= PROBLEM STATEMENT =
Track down every line below that holds "Nigeria" and copy it.
"""
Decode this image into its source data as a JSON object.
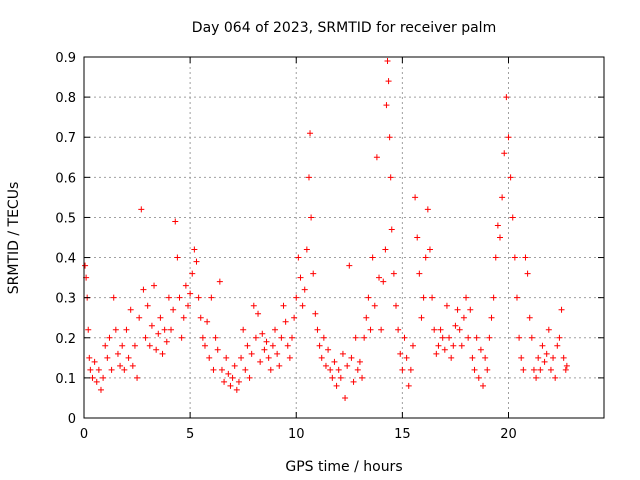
{
  "chart_data": {
    "type": "scatter",
    "title": "Day 064 of 2023, SRMTID for receiver palm",
    "xlabel": "GPS time / hours",
    "ylabel": "SRMTID / TECUs",
    "xlim": [
      0,
      24.5
    ],
    "ylim": [
      0,
      0.9
    ],
    "xticks": [
      0,
      5,
      10,
      15,
      20
    ],
    "xtick_labels": [
      "0",
      "5",
      "10",
      "15",
      "20"
    ],
    "yticks": [
      0,
      0.1,
      0.2,
      0.3,
      0.4,
      0.5,
      0.6,
      0.7,
      0.8,
      0.9
    ],
    "ytick_labels": [
      "0",
      "0.1",
      "0.2",
      "0.3",
      "0.4",
      "0.5",
      "0.6",
      "0.7",
      "0.8",
      "0.9"
    ],
    "grid": true,
    "marker": "plus",
    "color": "#ff0000",
    "series": [
      {
        "name": "SRMTID",
        "points": [
          [
            0.05,
            0.38
          ],
          [
            0.1,
            0.35
          ],
          [
            0.15,
            0.3
          ],
          [
            0.2,
            0.22
          ],
          [
            0.25,
            0.15
          ],
          [
            0.3,
            0.12
          ],
          [
            0.4,
            0.1
          ],
          [
            0.5,
            0.14
          ],
          [
            0.6,
            0.09
          ],
          [
            0.7,
            0.12
          ],
          [
            0.8,
            0.07
          ],
          [
            0.9,
            0.1
          ],
          [
            1.0,
            0.18
          ],
          [
            1.1,
            0.15
          ],
          [
            1.2,
            0.2
          ],
          [
            1.3,
            0.12
          ],
          [
            1.4,
            0.3
          ],
          [
            1.5,
            0.22
          ],
          [
            1.6,
            0.16
          ],
          [
            1.7,
            0.13
          ],
          [
            1.8,
            0.18
          ],
          [
            1.9,
            0.12
          ],
          [
            2.0,
            0.22
          ],
          [
            2.1,
            0.15
          ],
          [
            2.2,
            0.27
          ],
          [
            2.3,
            0.13
          ],
          [
            2.4,
            0.18
          ],
          [
            2.5,
            0.1
          ],
          [
            2.6,
            0.25
          ],
          [
            2.7,
            0.52
          ],
          [
            2.8,
            0.32
          ],
          [
            2.9,
            0.2
          ],
          [
            3.0,
            0.28
          ],
          [
            3.1,
            0.18
          ],
          [
            3.2,
            0.23
          ],
          [
            3.3,
            0.33
          ],
          [
            3.4,
            0.17
          ],
          [
            3.5,
            0.21
          ],
          [
            3.6,
            0.25
          ],
          [
            3.7,
            0.16
          ],
          [
            3.8,
            0.22
          ],
          [
            3.9,
            0.19
          ],
          [
            4.0,
            0.3
          ],
          [
            4.1,
            0.22
          ],
          [
            4.2,
            0.27
          ],
          [
            4.3,
            0.49
          ],
          [
            4.4,
            0.4
          ],
          [
            4.5,
            0.3
          ],
          [
            4.6,
            0.2
          ],
          [
            4.7,
            0.25
          ],
          [
            4.8,
            0.33
          ],
          [
            4.9,
            0.28
          ],
          [
            5.0,
            0.31
          ],
          [
            5.1,
            0.36
          ],
          [
            5.2,
            0.42
          ],
          [
            5.3,
            0.39
          ],
          [
            5.4,
            0.3
          ],
          [
            5.5,
            0.25
          ],
          [
            5.6,
            0.2
          ],
          [
            5.7,
            0.18
          ],
          [
            5.8,
            0.24
          ],
          [
            5.9,
            0.15
          ],
          [
            6.0,
            0.3
          ],
          [
            6.1,
            0.12
          ],
          [
            6.2,
            0.2
          ],
          [
            6.3,
            0.17
          ],
          [
            6.4,
            0.34
          ],
          [
            6.5,
            0.12
          ],
          [
            6.6,
            0.09
          ],
          [
            6.7,
            0.15
          ],
          [
            6.8,
            0.11
          ],
          [
            6.9,
            0.08
          ],
          [
            7.0,
            0.1
          ],
          [
            7.1,
            0.13
          ],
          [
            7.2,
            0.07
          ],
          [
            7.3,
            0.09
          ],
          [
            7.4,
            0.15
          ],
          [
            7.5,
            0.22
          ],
          [
            7.6,
            0.12
          ],
          [
            7.7,
            0.18
          ],
          [
            7.8,
            0.1
          ],
          [
            7.9,
            0.16
          ],
          [
            8.0,
            0.28
          ],
          [
            8.1,
            0.2
          ],
          [
            8.2,
            0.26
          ],
          [
            8.3,
            0.14
          ],
          [
            8.4,
            0.21
          ],
          [
            8.5,
            0.17
          ],
          [
            8.6,
            0.19
          ],
          [
            8.7,
            0.15
          ],
          [
            8.8,
            0.12
          ],
          [
            8.9,
            0.18
          ],
          [
            9.0,
            0.22
          ],
          [
            9.1,
            0.16
          ],
          [
            9.2,
            0.13
          ],
          [
            9.3,
            0.2
          ],
          [
            9.4,
            0.28
          ],
          [
            9.5,
            0.24
          ],
          [
            9.6,
            0.18
          ],
          [
            9.7,
            0.15
          ],
          [
            9.8,
            0.2
          ],
          [
            9.9,
            0.25
          ],
          [
            10.0,
            0.3
          ],
          [
            10.1,
            0.4
          ],
          [
            10.2,
            0.35
          ],
          [
            10.3,
            0.28
          ],
          [
            10.4,
            0.32
          ],
          [
            10.5,
            0.42
          ],
          [
            10.6,
            0.6
          ],
          [
            10.65,
            0.71
          ],
          [
            10.7,
            0.5
          ],
          [
            10.8,
            0.36
          ],
          [
            10.9,
            0.26
          ],
          [
            11.0,
            0.22
          ],
          [
            11.1,
            0.18
          ],
          [
            11.2,
            0.15
          ],
          [
            11.3,
            0.2
          ],
          [
            11.4,
            0.13
          ],
          [
            11.5,
            0.17
          ],
          [
            11.6,
            0.12
          ],
          [
            11.7,
            0.1
          ],
          [
            11.8,
            0.14
          ],
          [
            11.9,
            0.08
          ],
          [
            12.0,
            0.12
          ],
          [
            12.1,
            0.1
          ],
          [
            12.2,
            0.16
          ],
          [
            12.3,
            0.05
          ],
          [
            12.4,
            0.13
          ],
          [
            12.5,
            0.38
          ],
          [
            12.6,
            0.15
          ],
          [
            12.7,
            0.09
          ],
          [
            12.8,
            0.2
          ],
          [
            12.9,
            0.12
          ],
          [
            13.0,
            0.14
          ],
          [
            13.1,
            0.1
          ],
          [
            13.2,
            0.2
          ],
          [
            13.3,
            0.25
          ],
          [
            13.4,
            0.3
          ],
          [
            13.5,
            0.22
          ],
          [
            13.6,
            0.4
          ],
          [
            13.7,
            0.28
          ],
          [
            13.8,
            0.65
          ],
          [
            13.9,
            0.35
          ],
          [
            14.0,
            0.22
          ],
          [
            14.1,
            0.34
          ],
          [
            14.2,
            0.42
          ],
          [
            14.25,
            0.78
          ],
          [
            14.3,
            0.89
          ],
          [
            14.35,
            0.84
          ],
          [
            14.4,
            0.7
          ],
          [
            14.45,
            0.6
          ],
          [
            14.5,
            0.47
          ],
          [
            14.6,
            0.36
          ],
          [
            14.7,
            0.28
          ],
          [
            14.8,
            0.22
          ],
          [
            14.9,
            0.16
          ],
          [
            15.0,
            0.12
          ],
          [
            15.1,
            0.2
          ],
          [
            15.2,
            0.15
          ],
          [
            15.3,
            0.08
          ],
          [
            15.4,
            0.12
          ],
          [
            15.5,
            0.18
          ],
          [
            15.6,
            0.55
          ],
          [
            15.7,
            0.45
          ],
          [
            15.8,
            0.36
          ],
          [
            15.9,
            0.25
          ],
          [
            16.0,
            0.3
          ],
          [
            16.1,
            0.4
          ],
          [
            16.2,
            0.52
          ],
          [
            16.3,
            0.42
          ],
          [
            16.4,
            0.3
          ],
          [
            16.5,
            0.22
          ],
          [
            16.6,
            0.16
          ],
          [
            16.7,
            0.18
          ],
          [
            16.8,
            0.22
          ],
          [
            16.9,
            0.2
          ],
          [
            17.0,
            0.17
          ],
          [
            17.1,
            0.28
          ],
          [
            17.2,
            0.2
          ],
          [
            17.3,
            0.15
          ],
          [
            17.4,
            0.18
          ],
          [
            17.5,
            0.23
          ],
          [
            17.6,
            0.27
          ],
          [
            17.7,
            0.22
          ],
          [
            17.8,
            0.18
          ],
          [
            17.9,
            0.25
          ],
          [
            18.0,
            0.3
          ],
          [
            18.1,
            0.2
          ],
          [
            18.2,
            0.27
          ],
          [
            18.3,
            0.15
          ],
          [
            18.4,
            0.12
          ],
          [
            18.5,
            0.2
          ],
          [
            18.6,
            0.1
          ],
          [
            18.7,
            0.17
          ],
          [
            18.8,
            0.08
          ],
          [
            18.9,
            0.15
          ],
          [
            19.0,
            0.12
          ],
          [
            19.1,
            0.2
          ],
          [
            19.2,
            0.25
          ],
          [
            19.3,
            0.3
          ],
          [
            19.4,
            0.4
          ],
          [
            19.5,
            0.48
          ],
          [
            19.6,
            0.45
          ],
          [
            19.7,
            0.55
          ],
          [
            19.8,
            0.66
          ],
          [
            19.9,
            0.8
          ],
          [
            20.0,
            0.7
          ],
          [
            20.1,
            0.6
          ],
          [
            20.2,
            0.5
          ],
          [
            20.3,
            0.4
          ],
          [
            20.4,
            0.3
          ],
          [
            20.5,
            0.2
          ],
          [
            20.6,
            0.15
          ],
          [
            20.7,
            0.12
          ],
          [
            20.8,
            0.4
          ],
          [
            20.9,
            0.36
          ],
          [
            21.0,
            0.25
          ],
          [
            21.1,
            0.2
          ],
          [
            21.2,
            0.12
          ],
          [
            21.3,
            0.1
          ],
          [
            21.4,
            0.15
          ],
          [
            21.5,
            0.12
          ],
          [
            21.6,
            0.18
          ],
          [
            21.7,
            0.14
          ],
          [
            21.8,
            0.16
          ],
          [
            21.9,
            0.22
          ],
          [
            22.0,
            0.12
          ],
          [
            22.1,
            0.15
          ],
          [
            22.2,
            0.1
          ],
          [
            22.3,
            0.18
          ],
          [
            22.4,
            0.2
          ],
          [
            22.5,
            0.27
          ],
          [
            22.6,
            0.15
          ],
          [
            22.7,
            0.12
          ],
          [
            22.75,
            0.13
          ]
        ]
      }
    ]
  }
}
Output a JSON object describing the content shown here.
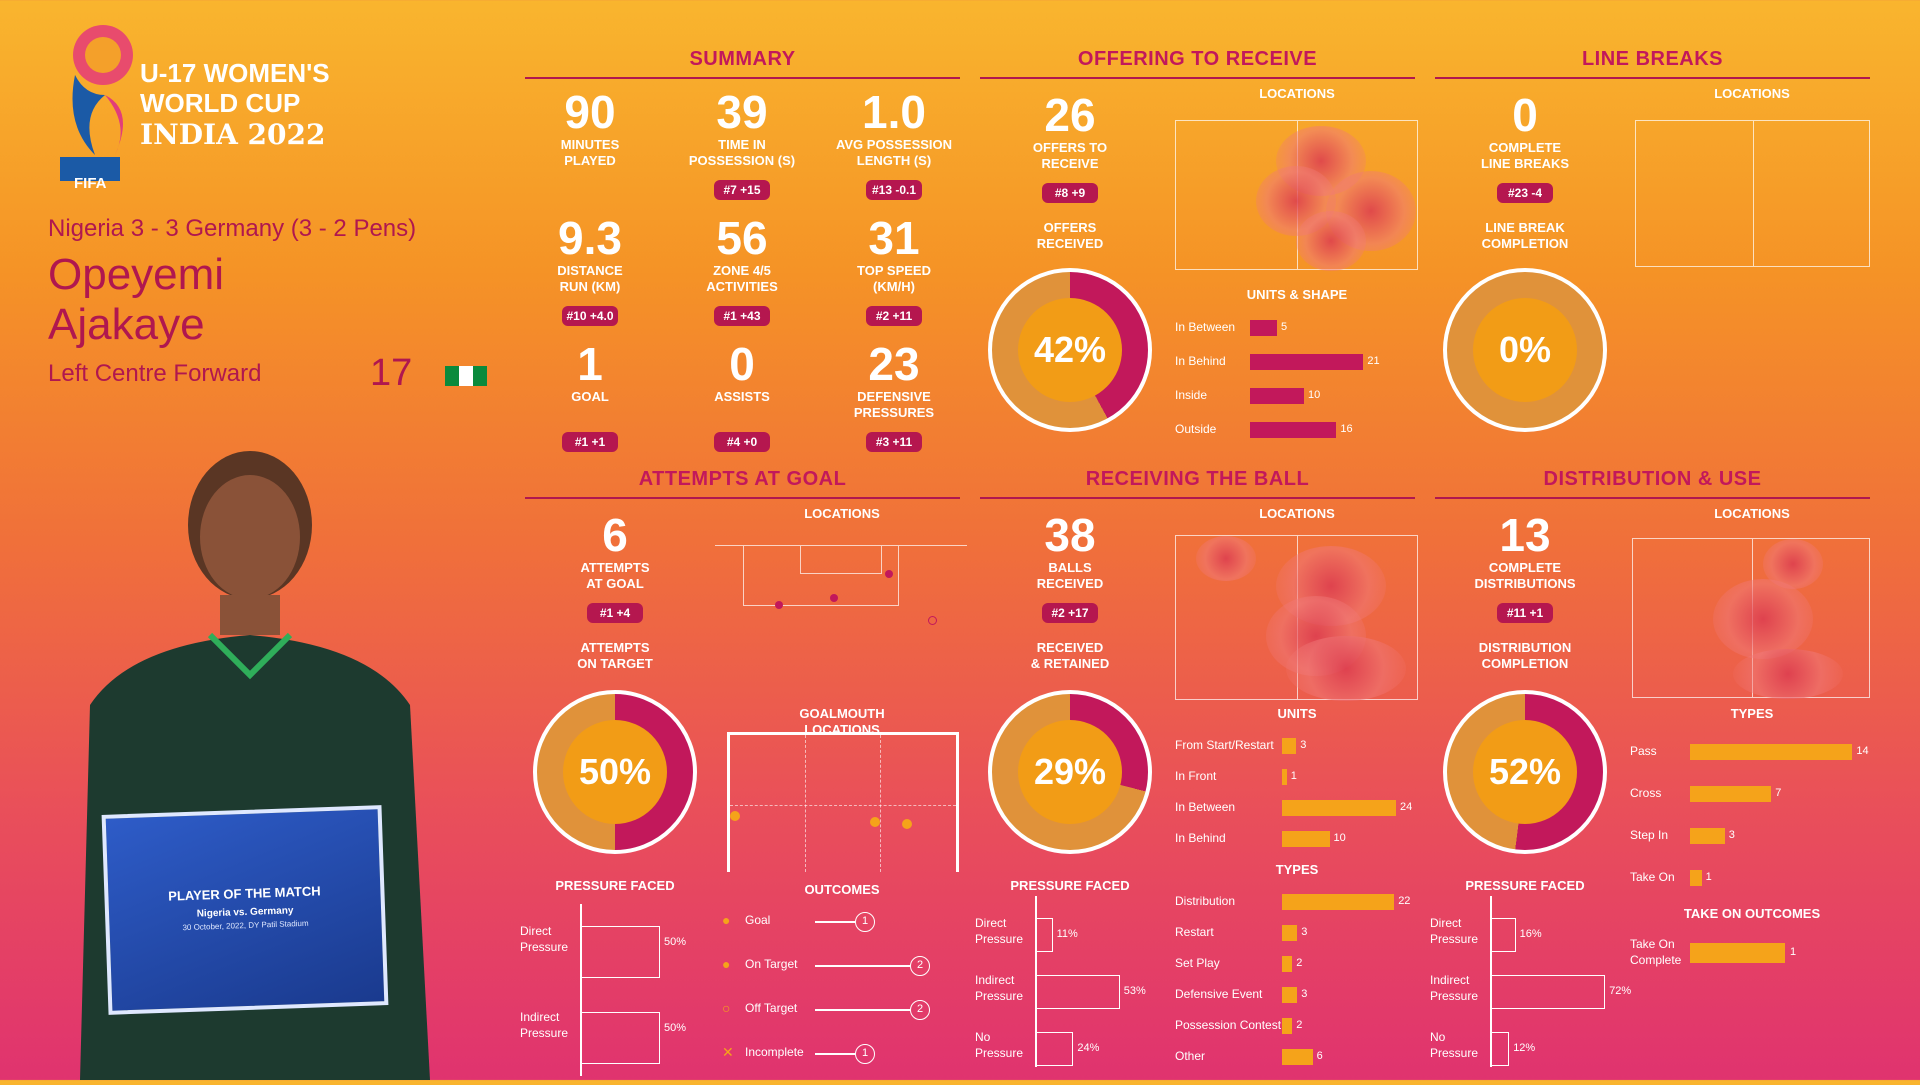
{
  "event": {
    "line1": "U-17 WOMEN'S",
    "line2": "WORLD CUP",
    "line3": "INDIA 2022",
    "fifa": "FIFA"
  },
  "match": "Nigeria 3 - 3 Germany (3 - 2 Pens)",
  "player": {
    "first": "Opeyemi",
    "last": "Ajakaye",
    "position": "Left Centre Forward",
    "number": "17"
  },
  "certificate": {
    "title": "PLAYER OF THE MATCH",
    "subtitle": "Nigeria vs. Germany",
    "date": "30 October, 2022, DY Patil Stadium"
  },
  "summary": {
    "title": "SUMMARY",
    "stats": [
      {
        "value": "90",
        "label1": "MINUTES",
        "label2": "PLAYED",
        "rank": ""
      },
      {
        "value": "39",
        "label1": "TIME IN",
        "label2": "POSSESSION (s)",
        "rank": "#7 +15"
      },
      {
        "value": "1.0",
        "label1": "AVG POSSESSION",
        "label2": "LENGTH (s)",
        "rank": "#13 -0.1"
      },
      {
        "value": "9.3",
        "label1": "DISTANCE",
        "label2": "RUN (KM)",
        "rank": "#10 +4.0"
      },
      {
        "value": "56",
        "label1": "ZONE 4/5",
        "label2": "ACTIVITIES",
        "rank": "#1 +43"
      },
      {
        "value": "31",
        "label1": "TOP SPEED",
        "label2": "(KM/H)",
        "rank": "#2 +11"
      },
      {
        "value": "1",
        "label1": "GOAL",
        "label2": "",
        "rank": "#1 +1"
      },
      {
        "value": "0",
        "label1": "ASSISTS",
        "label2": "",
        "rank": "#4 +0"
      },
      {
        "value": "23",
        "label1": "DEFENSIVE",
        "label2": "PRESSURES",
        "rank": "#3 +11"
      }
    ]
  },
  "offering": {
    "title": "OFFERING TO RECEIVE",
    "value": "26",
    "label1": "OFFERS TO",
    "label2": "RECEIVE",
    "rank": "#8 +9",
    "sub1": "OFFERS",
    "sub2": "RECEIVED",
    "pct": "42%",
    "pct_value": 42,
    "locations": "LOCATIONS",
    "units_title": "UNITS & SHAPE",
    "bars": [
      {
        "label": "In Between",
        "value": 5
      },
      {
        "label": "In Behind",
        "value": 21
      },
      {
        "label": "Inside",
        "value": 10
      },
      {
        "label": "Outside",
        "value": 16
      }
    ]
  },
  "linebreaks": {
    "title": "LINE BREAKS",
    "value": "0",
    "label1": "COMPLETE",
    "label2": "LINE BREAKS",
    "rank": "#23 -4",
    "sub1": "LINE BREAK",
    "sub2": "COMPLETION",
    "pct": "0%",
    "pct_value": 0,
    "locations": "LOCATIONS"
  },
  "attempts": {
    "title": "ATTEMPTS AT GOAL",
    "value": "6",
    "label1": "ATTEMPTS",
    "label2": "AT GOAL",
    "rank": "#1 +4",
    "sub1": "ATTEMPTS",
    "sub2": "ON TARGET",
    "pct": "50%",
    "pct_value": 50,
    "locations": "LOCATIONS",
    "goalmouth": "GOALMOUTH LOCATIONS",
    "pressure_title": "PRESSURE FACED",
    "pressure": [
      {
        "label1": "Direct",
        "label2": "Pressure",
        "pct": "50%",
        "value": 50
      },
      {
        "label1": "Indirect",
        "label2": "Pressure",
        "pct": "50%",
        "value": 50
      }
    ],
    "outcomes_title": "OUTCOMES",
    "outcomes": [
      {
        "label": "Goal",
        "count": "1"
      },
      {
        "label": "On Target",
        "count": "2"
      },
      {
        "label": "Off Target",
        "count": "2"
      },
      {
        "label": "Incomplete",
        "count": "1"
      }
    ]
  },
  "receiving": {
    "title": "RECEIVING THE BALL",
    "value": "38",
    "label1": "BALLS",
    "label2": "RECEIVED",
    "rank": "#2 +17",
    "sub1": "RECEIVED",
    "sub2": "& RETAINED",
    "pct": "29%",
    "pct_value": 29,
    "locations": "LOCATIONS",
    "units_title": "UNITS",
    "types_title": "TYPES",
    "pressure_title": "PRESSURE FACED",
    "pressure": [
      {
        "label1": "Direct",
        "label2": "Pressure",
        "pct": "11%",
        "value": 11
      },
      {
        "label1": "Indirect",
        "label2": "Pressure",
        "pct": "53%",
        "value": 53
      },
      {
        "label1": "No",
        "label2": "Pressure",
        "pct": "24%",
        "value": 24
      }
    ],
    "units": [
      {
        "label": "From Start/Restart",
        "value": 3
      },
      {
        "label": "In Front",
        "value": 1
      },
      {
        "label": "In Between",
        "value": 24
      },
      {
        "label": "In Behind",
        "value": 10
      }
    ],
    "types": [
      {
        "label": "Distribution",
        "value": 22
      },
      {
        "label": "Restart",
        "value": 3
      },
      {
        "label": "Set Play",
        "value": 2
      },
      {
        "label": "Defensive Event",
        "value": 3
      },
      {
        "label": "Possession Contest",
        "value": 2
      },
      {
        "label": "Other",
        "value": 6
      }
    ]
  },
  "distribution": {
    "title": "DISTRIBUTION & USE",
    "value": "13",
    "label1": "COMPLETE",
    "label2": "DISTRIBUTIONS",
    "rank": "#11 +1",
    "sub1": "DISTRIBUTION",
    "sub2": "COMPLETION",
    "pct": "52%",
    "pct_value": 52,
    "locations": "LOCATIONS",
    "types_title": "TYPES",
    "pressure_title": "PRESSURE FACED",
    "pressure": [
      {
        "label1": "Direct",
        "label2": "Pressure",
        "pct": "16%",
        "value": 16
      },
      {
        "label1": "Indirect",
        "label2": "Pressure",
        "pct": "72%",
        "value": 72
      },
      {
        "label1": "No",
        "label2": "Pressure",
        "pct": "12%",
        "value": 12
      }
    ],
    "types": [
      {
        "label": "Pass",
        "value": 14
      },
      {
        "label": "Cross",
        "value": 7
      },
      {
        "label": "Step In",
        "value": 3
      },
      {
        "label": "Take On",
        "value": 1
      }
    ],
    "takeon_title": "TAKE ON OUTCOMES",
    "takeon": [
      {
        "label1": "Take On",
        "label2": "Complete",
        "value": 1
      }
    ]
  },
  "colors": {
    "pink": "#c2185b",
    "orange": "#f29c16",
    "bar_orange": "#f5a31a"
  }
}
"""
= THE ANSWER =
  "match": "Nigeria 3 - 3 Germany (3 - 2 Pens)",
    "subtitle": "Nigeria vs. Germany",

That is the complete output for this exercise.